__TASK MATERIAL__
==============================

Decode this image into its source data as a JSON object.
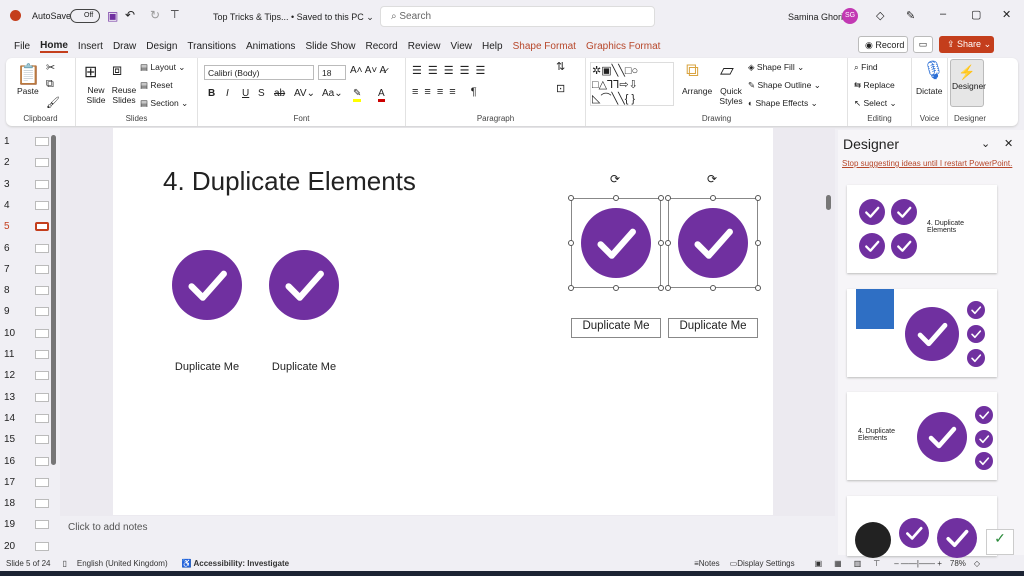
{
  "titlebar": {
    "autosave": "AutoSave",
    "toggle": "Off",
    "doc": "Top Tricks & Tips...  •  Saved to this PC ⌄",
    "search_placeholder": "Search",
    "user": "Samina Ghori",
    "initials": "SG"
  },
  "tabs": [
    "File",
    "Home",
    "Insert",
    "Draw",
    "Design",
    "Transitions",
    "Animations",
    "Slide Show",
    "Record",
    "Review",
    "View",
    "Help",
    "Shape Format",
    "Graphics Format"
  ],
  "actions": {
    "record": "Record",
    "share": "Share"
  },
  "ribbon": {
    "clipboard": {
      "label": "Clipboard",
      "paste": "Paste"
    },
    "slides": {
      "label": "Slides",
      "new": "New Slide",
      "reuse": "Reuse Slides",
      "layout": "Layout",
      "reset": "Reset",
      "section": "Section"
    },
    "font": {
      "label": "Font",
      "name": "Calibri (Body)",
      "size": "18"
    },
    "paragraph": {
      "label": "Paragraph"
    },
    "drawing": {
      "label": "Drawing",
      "arrange": "Arrange",
      "quick": "Quick Styles",
      "fill": "Shape Fill",
      "outline": "Shape Outline",
      "effects": "Shape Effects"
    },
    "editing": {
      "label": "Editing",
      "find": "Find",
      "replace": "Replace",
      "select": "Select"
    },
    "voice": {
      "label": "Voice",
      "dictate": "Dictate"
    },
    "designer": {
      "label": "Designer",
      "btn": "Designer"
    }
  },
  "thumbs": [
    "1",
    "2",
    "3",
    "4",
    "5",
    "6",
    "7",
    "8",
    "9",
    "10",
    "11",
    "12",
    "13",
    "14",
    "15",
    "16",
    "17",
    "18",
    "19",
    "20"
  ],
  "slide": {
    "title": "4. Duplicate Elements",
    "caption": "Duplicate Me",
    "accent": "#7030a0"
  },
  "notes": "Click to add notes",
  "designer": {
    "title": "Designer",
    "link": "Stop suggesting ideas until I restart PowerPoint.",
    "card1": "4. Duplicate Elements",
    "card3": "4. Duplicate Elements"
  },
  "status": {
    "slide": "Slide 5 of 24",
    "lang": "English (United Kingdom)",
    "access": "Accessibility: Investigate",
    "notes": "Notes",
    "display": "Display Settings",
    "zoom": "78%"
  }
}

==============================

__TASK PROMPT__
Write out the material above again, word for word, minus its pictures.

__SOLUTION FOR THIS EXERCISE__
Decode this image into its source data as a JSON object.
{
  "titlebar": {
    "autosave": "AutoSave",
    "toggle": "Off",
    "doc": "Top Tricks & Tips...  •  Saved to this PC ⌄",
    "search_placeholder": "Search",
    "user": "Samina Ghori",
    "initials": "SG"
  },
  "tabs": [
    "File",
    "Home",
    "Insert",
    "Draw",
    "Design",
    "Transitions",
    "Animations",
    "Slide Show",
    "Record",
    "Review",
    "View",
    "Help",
    "Shape Format",
    "Graphics Format"
  ],
  "actions": {
    "record": "Record",
    "share": "Share"
  },
  "ribbon": {
    "clipboard": {
      "label": "Clipboard",
      "paste": "Paste"
    },
    "slides": {
      "label": "Slides",
      "new": "New Slide",
      "reuse": "Reuse Slides",
      "layout": "Layout",
      "reset": "Reset",
      "section": "Section"
    },
    "font": {
      "label": "Font",
      "name": "Calibri (Body)",
      "size": "18"
    },
    "paragraph": {
      "label": "Paragraph"
    },
    "drawing": {
      "label": "Drawing",
      "arrange": "Arrange",
      "quick": "Quick Styles",
      "fill": "Shape Fill",
      "outline": "Shape Outline",
      "effects": "Shape Effects"
    },
    "editing": {
      "label": "Editing",
      "find": "Find",
      "replace": "Replace",
      "select": "Select"
    },
    "voice": {
      "label": "Voice",
      "dictate": "Dictate"
    },
    "designer": {
      "label": "Designer",
      "btn": "Designer"
    }
  },
  "thumbs": [
    "1",
    "2",
    "3",
    "4",
    "5",
    "6",
    "7",
    "8",
    "9",
    "10",
    "11",
    "12",
    "13",
    "14",
    "15",
    "16",
    "17",
    "18",
    "19",
    "20"
  ],
  "slide": {
    "title": "4. Duplicate Elements",
    "caption": "Duplicate Me",
    "accent": "#7030a0"
  },
  "notes": "Click to add notes",
  "designer": {
    "title": "Designer",
    "link": "Stop suggesting ideas until I restart PowerPoint.",
    "card1": "4. Duplicate Elements",
    "card3": "4. Duplicate Elements"
  },
  "status": {
    "slide": "Slide 5 of 24",
    "lang": "English (United Kingdom)",
    "access": "Accessibility: Investigate",
    "notes": "Notes",
    "display": "Display Settings",
    "zoom": "78%"
  }
}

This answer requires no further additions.